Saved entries
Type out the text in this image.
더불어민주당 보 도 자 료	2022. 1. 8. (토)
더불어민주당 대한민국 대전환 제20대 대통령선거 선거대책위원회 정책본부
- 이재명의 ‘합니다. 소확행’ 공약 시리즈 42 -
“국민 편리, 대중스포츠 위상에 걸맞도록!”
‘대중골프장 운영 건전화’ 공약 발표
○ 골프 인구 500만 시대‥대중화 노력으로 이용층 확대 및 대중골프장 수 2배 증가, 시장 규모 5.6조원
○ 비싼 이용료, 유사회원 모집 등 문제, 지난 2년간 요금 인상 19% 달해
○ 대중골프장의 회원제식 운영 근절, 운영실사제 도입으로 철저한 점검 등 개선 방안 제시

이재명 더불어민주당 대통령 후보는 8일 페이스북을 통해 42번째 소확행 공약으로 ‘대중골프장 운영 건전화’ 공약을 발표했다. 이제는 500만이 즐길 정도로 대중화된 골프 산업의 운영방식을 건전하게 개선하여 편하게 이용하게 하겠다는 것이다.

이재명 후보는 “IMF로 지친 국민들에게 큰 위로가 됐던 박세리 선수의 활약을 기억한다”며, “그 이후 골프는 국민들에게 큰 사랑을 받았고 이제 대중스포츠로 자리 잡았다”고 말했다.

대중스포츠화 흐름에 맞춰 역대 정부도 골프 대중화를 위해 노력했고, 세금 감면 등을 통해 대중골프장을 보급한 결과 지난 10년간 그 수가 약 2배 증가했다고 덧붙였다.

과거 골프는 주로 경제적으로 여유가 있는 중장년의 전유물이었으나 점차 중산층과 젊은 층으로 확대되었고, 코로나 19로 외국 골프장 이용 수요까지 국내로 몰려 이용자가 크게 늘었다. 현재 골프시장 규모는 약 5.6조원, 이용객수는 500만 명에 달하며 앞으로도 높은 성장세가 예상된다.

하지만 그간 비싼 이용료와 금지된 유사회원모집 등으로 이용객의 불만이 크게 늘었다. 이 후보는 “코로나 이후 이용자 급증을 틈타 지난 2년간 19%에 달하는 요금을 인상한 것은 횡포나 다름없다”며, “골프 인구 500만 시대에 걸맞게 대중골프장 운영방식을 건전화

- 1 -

-- Short exercise --
Print again each line of the listing above, exactly as it appears.

-- Answer for the task --
Type out the text in this image.
더불어민주당 보 도 자 료	2022. 1. 8. (토)
더불어민주당 대한민국 대전환 제20대 대통령선거 선거대책위원회 정책본부
- 이재명의 ‘합니다. 소확행’ 공약 시리즈 42 -
“국민 편리, 대중스포츠 위상에 걸맞도록!”
‘대중골프장 운영 건전화’ 공약 발표
○ 골프 인구 500만 시대‥대중화 노력으로 이용층 확대 및 대중골프장 수 2배 증가, 시장 규모 5.6조원
○ 비싼 이용료, 유사회원 모집 등 문제, 지난 2년간 요금 인상 19% 달해
○ 대중골프장의 회원제식 운영 근절, 운영실사제 도입으로 철저한 점검 등 개선 방안 제시

이재명 더불어민주당 대통령 후보는 8일 페이스북을 통해 42번째 소확행 공약으로 ‘대중골프장 운영 건전화’ 공약을 발표했다. 이제는 500만이 즐길 정도로 대중화된 골프 산업의 운영방식을 건전하게 개선하여 편하게 이용하게 하겠다는 것이다.

이재명 후보는 “IMF로 지친 국민들에게 큰 위로가 됐던 박세리 선수의 활약을 기억한다”며, “그 이후 골프는 국민들에게 큰 사랑을 받았고 이제 대중스포츠로 자리 잡았다”고 말했다.

대중스포츠화 흐름에 맞춰 역대 정부도 골프 대중화를 위해 노력했고, 세금 감면 등을 통해 대중골프장을 보급한 결과 지난 10년간 그 수가 약 2배 증가했다고 덧붙였다.

과거 골프는 주로 경제적으로 여유가 있는 중장년의 전유물이었으나 점차 중산층과 젊은 층으로 확대되었고, 코로나 19로 외국 골프장 이용 수요까지 국내로 몰려 이용자가 크게 늘었다. 현재 골프시장 규모는 약 5.6조원, 이용객수는 500만 명에 달하며 앞으로도 높은 성장세가 예상된다.

하지만 그간 비싼 이용료와 금지된 유사회원모집 등으로 이용객의 불만이 크게 늘었다. 이 후보는 “코로나 이후 이용자 급증을 틈타 지난 2년간 19%에 달하는 요금을 인상한 것은 횡포나 다름없다”며, “골프 인구 500만 시대에 걸맞게 대중골프장 운영방식을 건전화

- 1 -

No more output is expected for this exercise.